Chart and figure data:
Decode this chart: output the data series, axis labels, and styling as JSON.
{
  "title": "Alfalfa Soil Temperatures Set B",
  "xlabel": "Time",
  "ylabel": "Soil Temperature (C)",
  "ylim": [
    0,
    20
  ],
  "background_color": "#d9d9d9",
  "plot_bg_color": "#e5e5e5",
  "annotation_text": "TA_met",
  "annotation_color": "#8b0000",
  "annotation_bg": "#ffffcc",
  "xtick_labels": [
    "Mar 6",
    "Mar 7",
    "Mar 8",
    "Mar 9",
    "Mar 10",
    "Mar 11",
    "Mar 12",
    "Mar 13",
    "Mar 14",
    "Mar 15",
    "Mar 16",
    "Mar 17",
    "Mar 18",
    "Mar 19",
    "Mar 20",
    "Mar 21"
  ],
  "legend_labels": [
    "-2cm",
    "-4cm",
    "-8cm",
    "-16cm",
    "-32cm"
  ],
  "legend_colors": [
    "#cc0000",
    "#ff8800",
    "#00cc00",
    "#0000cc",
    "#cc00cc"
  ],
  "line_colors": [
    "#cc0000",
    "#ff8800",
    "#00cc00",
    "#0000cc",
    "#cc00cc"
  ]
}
* * *
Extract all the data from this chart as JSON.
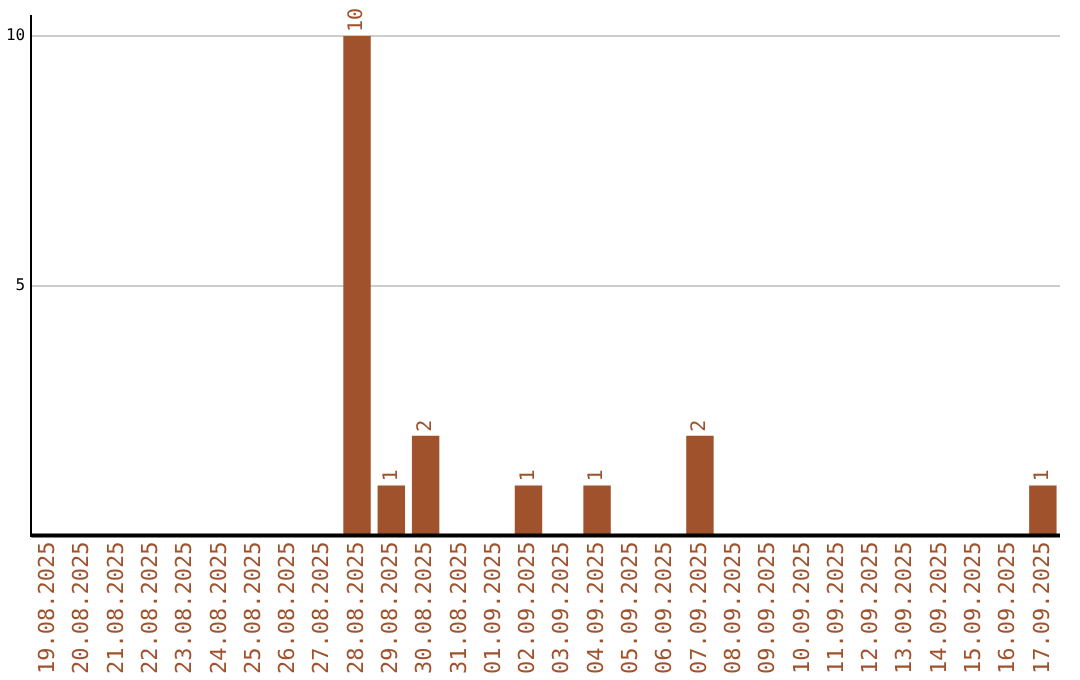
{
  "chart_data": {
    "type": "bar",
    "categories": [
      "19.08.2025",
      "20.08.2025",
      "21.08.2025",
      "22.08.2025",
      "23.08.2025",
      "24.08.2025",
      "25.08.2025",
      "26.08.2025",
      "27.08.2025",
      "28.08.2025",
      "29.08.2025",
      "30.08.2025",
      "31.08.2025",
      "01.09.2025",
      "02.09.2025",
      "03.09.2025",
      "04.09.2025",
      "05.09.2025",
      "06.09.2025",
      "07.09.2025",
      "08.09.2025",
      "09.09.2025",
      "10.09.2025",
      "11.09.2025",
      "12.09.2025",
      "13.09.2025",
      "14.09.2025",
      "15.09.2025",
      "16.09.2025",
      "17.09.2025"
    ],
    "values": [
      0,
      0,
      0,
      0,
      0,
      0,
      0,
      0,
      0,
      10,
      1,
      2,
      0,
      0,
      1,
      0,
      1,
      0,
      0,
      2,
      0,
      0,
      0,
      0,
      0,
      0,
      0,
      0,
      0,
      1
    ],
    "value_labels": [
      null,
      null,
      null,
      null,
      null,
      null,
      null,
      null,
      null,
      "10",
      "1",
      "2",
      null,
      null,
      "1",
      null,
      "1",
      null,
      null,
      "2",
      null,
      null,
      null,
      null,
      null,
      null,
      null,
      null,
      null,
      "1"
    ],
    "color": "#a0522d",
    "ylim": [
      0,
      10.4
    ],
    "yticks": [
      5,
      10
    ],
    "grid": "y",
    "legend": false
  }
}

DIRECTIVE: Show all lines in the entries above where the word "JSON" appears.

TASK RESPONSE:
Decode this chart: output the data series, axis labels, and styling as JSON.
Extract all the data from this chart as JSON.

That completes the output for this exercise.